提示された抜粋:
※ ※ ※

私たちの代では歴史を塗り替えるような記録を残せる。低学年の時から試合で活躍する選手も多く、優秀な主務、スタッフ長もいて、それについてきてくれる沢山の後輩に恵まれたこの学年は、間違いなく特別な存在だと。
同期の皆はどう思っていたかわからないが、少なくとも私はそう信じていた。

しかし、4年の対抗戦の結果は6位。「入替戦に出場する」と大手を振るった目標と同等の結果には届かず、絶対に負けたくない試合にも勝つことができなかった。
今シーズン、試合終了のホイッスルが鳴るたびに嫌でも思わされた。私たちは奇跡を起こせるような、歴史に名を刻めるような、特別な存在ではなかったのだ。


人はいつ自分自身が特別でないことを知るのだろうか。
幼い頃は皆、野球選手や総理大臣といった途方もない夢を屈託無く語るが、いつかその夢は叶わないことを知り諦める。
少なくとも私は、大学に入ってもなお自分は特別だと思っていた。アイドルにはなれないしノーベル賞も獲れないかもしれないけど、何かを成し遂げられるような存在ではあると。思い返せば大きな失敗がない人生だった。

ラグビー部で過ごした4年間は楽しく充実したものであったと同時に、半分以上の時間は部活を辞めた方が良いのではないかと考えていた。元々人付き合いは得意ではないし、スタッフとして気を回すことも不得手な方だ。学科の勉強との両立も思うようにいかず、常に部活に迷惑をかけているという自覚もあった。

※ ※ ※

問題文:
ラグビー部についての文章で、「私たちの代では歴史を塗り替え」から「にも勝つことができなかった。」までを、「対抗戦」を「リーグ戦」に置き換えて書き直してもらえますか。

提供情報:

※ ※ ※

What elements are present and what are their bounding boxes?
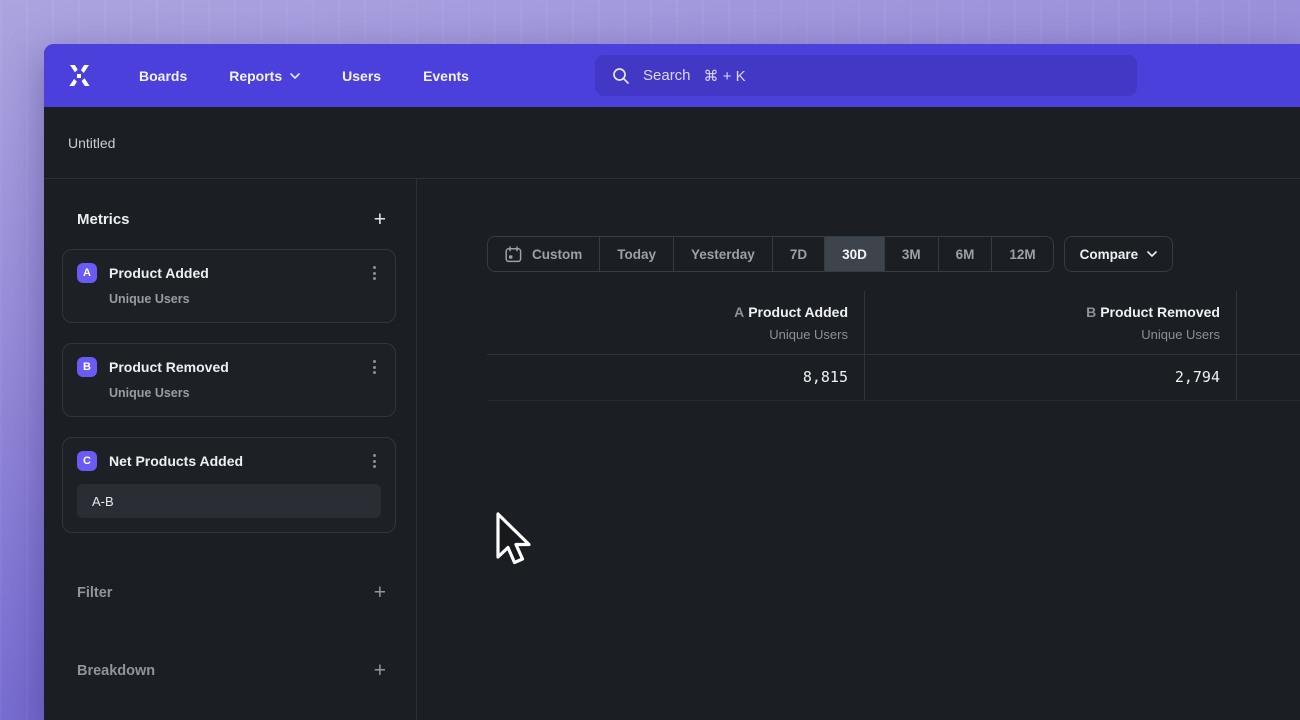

※ ※ ※

解答例:
私たちの代では歴史を塗り替えるような記録を残せる。低学年の時から試合で活躍する選手も多く、優秀な主務、スタッフ長もいて、それについてきてくれる沢山の後輩に恵まれたこの学年は、間違いなく特別な存在だと。
同期の皆はどう思っていたかわからないが、少なくとも私はそう信じていた。

しかし、4年のリーグ戦の結果は6位。「入替戦に出場する」と大手を振るった目標と同等の結果には届かず、絶対に負けたくない試合にも勝つことができなかった。